— Begin —
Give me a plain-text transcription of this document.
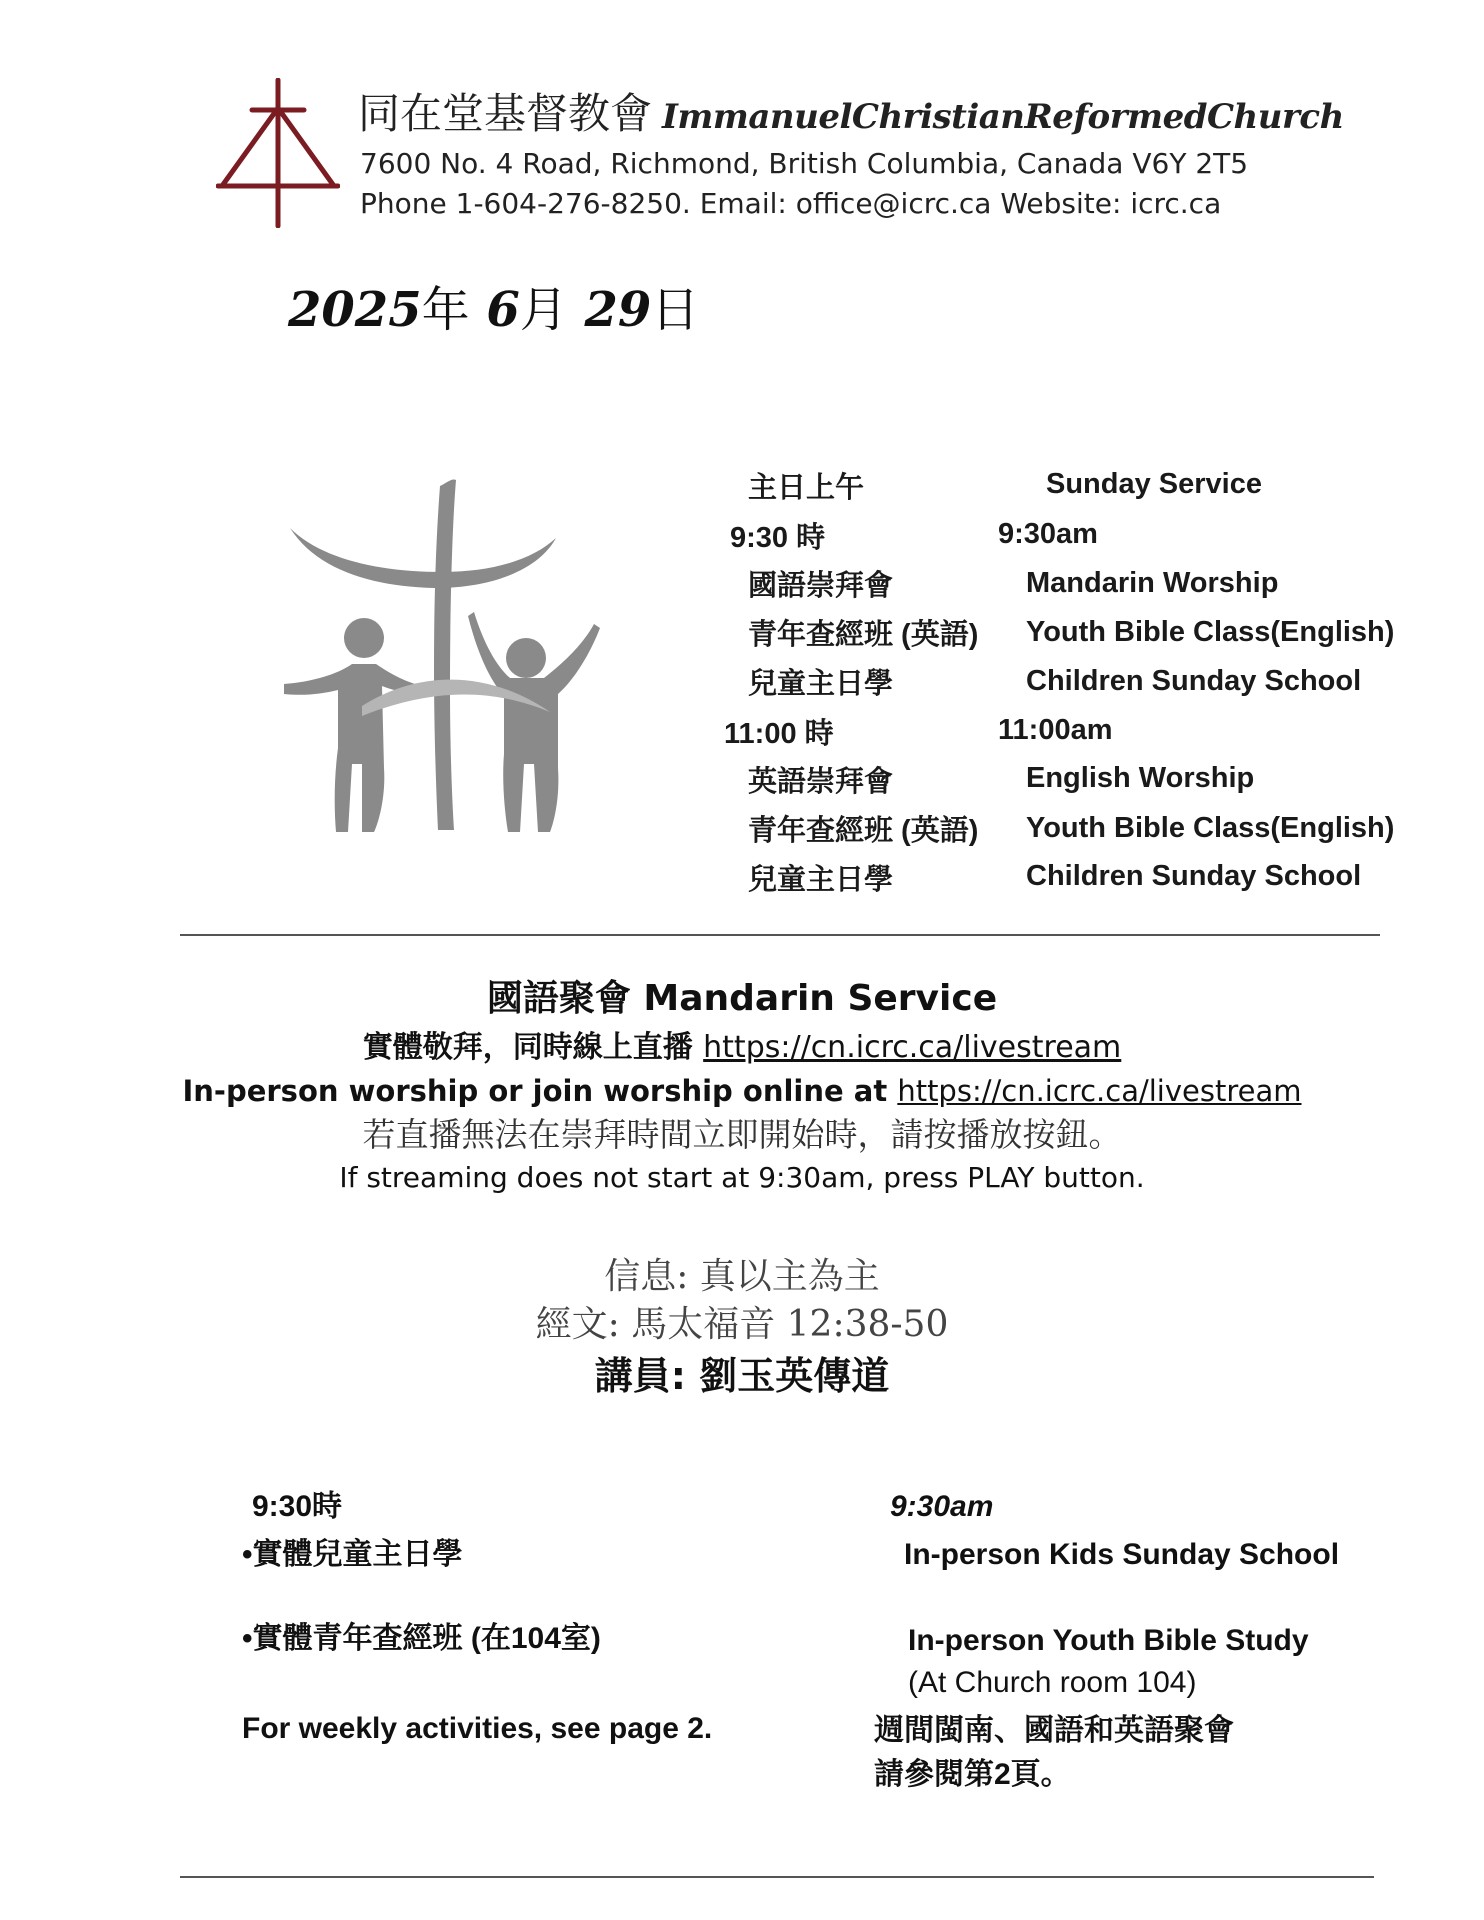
同在堂基督教會 ImmanuelChristianReformedChurch
7600 No. 4 Road, Richmond, British Columbia, Canada V6Y 2T5
Phone 1-604-276-8250. Email: office@icrc.ca Website: icrc.ca
2025年 6月 29日
主日上午
9:30 時
國語崇拜會
青年查經班 (英語)
兒童主日學
11:00 時
英語崇拜會
青年查經班 (英語)
兒童主日學
Sunday Service
9:30am
Mandarin Worship
Youth Bible Class(English)
Children Sunday School
11:00am
English Worship
Youth Bible Class(English)
Children Sunday School
國語聚會 Mandarin Service
實體敬拜，同時線上直播 https://cn.icrc.ca/livestream
In-person worship or join worship online at https://cn.icrc.ca/livestream
若直播無法在崇拜時間立即開始時，請按播放按鈕。
If streaming does not start at 9:30am, press PLAY button.
信息: 真以主為主
經文: 馬太福音 12:38-50
講員: 劉玉英傳道
9:30時
•實體兒童主日學
•實體青年查經班 (在104室)
For weekly activities, see page 2.
9:30am
In-person Kids Sunday School
In-person Youth Bible Study
(At Church room 104)
週間閩南、國語和英語聚會
請參閱第2頁。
— End —
Requirement
Search the records for the string "livestream" and return every line in which it occurs.

Task output
實體敬拜，同時線上直播 https://cn.icrc.ca/livestream
In-person worship or join worship online at https://cn.icrc.ca/livestream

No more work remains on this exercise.